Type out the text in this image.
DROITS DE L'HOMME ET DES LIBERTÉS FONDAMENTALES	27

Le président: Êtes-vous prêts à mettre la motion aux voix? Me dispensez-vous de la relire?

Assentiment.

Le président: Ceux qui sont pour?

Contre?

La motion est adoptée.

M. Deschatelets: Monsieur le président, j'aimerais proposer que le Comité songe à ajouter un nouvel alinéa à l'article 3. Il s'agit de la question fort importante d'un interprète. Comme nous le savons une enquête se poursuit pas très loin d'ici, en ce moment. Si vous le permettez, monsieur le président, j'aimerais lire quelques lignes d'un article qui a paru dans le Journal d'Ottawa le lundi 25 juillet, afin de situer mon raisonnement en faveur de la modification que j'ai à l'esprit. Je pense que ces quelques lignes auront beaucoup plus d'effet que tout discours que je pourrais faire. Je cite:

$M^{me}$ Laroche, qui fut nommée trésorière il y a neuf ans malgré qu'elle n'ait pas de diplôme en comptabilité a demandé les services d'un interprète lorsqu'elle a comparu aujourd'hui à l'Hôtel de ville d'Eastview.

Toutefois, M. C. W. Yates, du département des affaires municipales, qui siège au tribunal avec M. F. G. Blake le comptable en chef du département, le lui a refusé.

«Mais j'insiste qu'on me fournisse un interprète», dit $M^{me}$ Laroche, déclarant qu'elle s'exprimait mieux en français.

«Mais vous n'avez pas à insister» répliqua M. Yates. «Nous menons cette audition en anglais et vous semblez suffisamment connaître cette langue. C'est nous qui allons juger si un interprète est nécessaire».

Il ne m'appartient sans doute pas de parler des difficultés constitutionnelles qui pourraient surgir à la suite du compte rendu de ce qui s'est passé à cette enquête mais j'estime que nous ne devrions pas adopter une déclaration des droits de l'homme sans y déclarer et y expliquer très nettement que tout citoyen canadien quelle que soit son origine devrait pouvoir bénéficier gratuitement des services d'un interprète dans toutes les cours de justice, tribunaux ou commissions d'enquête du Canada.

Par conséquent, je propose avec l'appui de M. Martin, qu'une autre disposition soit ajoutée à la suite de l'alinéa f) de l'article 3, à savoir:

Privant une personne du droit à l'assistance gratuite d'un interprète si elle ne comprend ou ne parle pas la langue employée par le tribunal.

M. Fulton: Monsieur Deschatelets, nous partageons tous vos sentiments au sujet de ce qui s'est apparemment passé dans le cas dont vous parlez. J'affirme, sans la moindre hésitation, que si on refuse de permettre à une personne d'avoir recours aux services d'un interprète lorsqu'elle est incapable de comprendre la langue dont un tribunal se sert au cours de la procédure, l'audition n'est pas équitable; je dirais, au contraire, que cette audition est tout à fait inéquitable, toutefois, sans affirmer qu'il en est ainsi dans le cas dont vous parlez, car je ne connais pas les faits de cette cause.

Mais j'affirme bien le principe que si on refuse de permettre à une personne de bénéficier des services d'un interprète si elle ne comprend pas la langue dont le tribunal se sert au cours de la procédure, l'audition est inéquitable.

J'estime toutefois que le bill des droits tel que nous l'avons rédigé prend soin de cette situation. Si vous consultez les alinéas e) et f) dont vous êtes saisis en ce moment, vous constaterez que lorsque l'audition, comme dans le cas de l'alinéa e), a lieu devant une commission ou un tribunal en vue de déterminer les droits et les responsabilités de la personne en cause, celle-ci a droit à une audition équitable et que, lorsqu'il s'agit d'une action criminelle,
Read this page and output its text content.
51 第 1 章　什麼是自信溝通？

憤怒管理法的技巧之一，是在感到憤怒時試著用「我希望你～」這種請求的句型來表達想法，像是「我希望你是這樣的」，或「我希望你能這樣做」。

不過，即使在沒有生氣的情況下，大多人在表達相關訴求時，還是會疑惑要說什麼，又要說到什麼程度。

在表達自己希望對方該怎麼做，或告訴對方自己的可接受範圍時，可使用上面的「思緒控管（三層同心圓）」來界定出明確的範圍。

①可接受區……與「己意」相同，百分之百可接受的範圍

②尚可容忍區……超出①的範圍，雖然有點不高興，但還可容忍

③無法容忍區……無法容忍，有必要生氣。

> Exercise requirements: Find "Read this page and output its text content." in the data above, then repeat that line and all lines after it exactly, ending with the final line.

> Task solution:
Read this page and output its text content.
51 第 1 章　什麼是自信溝通？

憤怒管理法的技巧之一，是在感到憤怒時試著用「我希望你～」這種請求的句型來表達想法，像是「我希望你是這樣的」，或「我希望你能這樣做」。

不過，即使在沒有生氣的情況下，大多人在表達相關訴求時，還是會疑惑要說什麼，又要說到什麼程度。

在表達自己希望對方該怎麼做，或告訴對方自己的可接受範圍時，可使用上面的「思緒控管（三層同心圓）」來界定出明確的範圍。

①可接受區……與「己意」相同，百分之百可接受的範圍

②尚可容忍區……超出①的範圍，雖然有點不高興，但還可容忍

③無法容忍區……無法容忍，有必要生氣。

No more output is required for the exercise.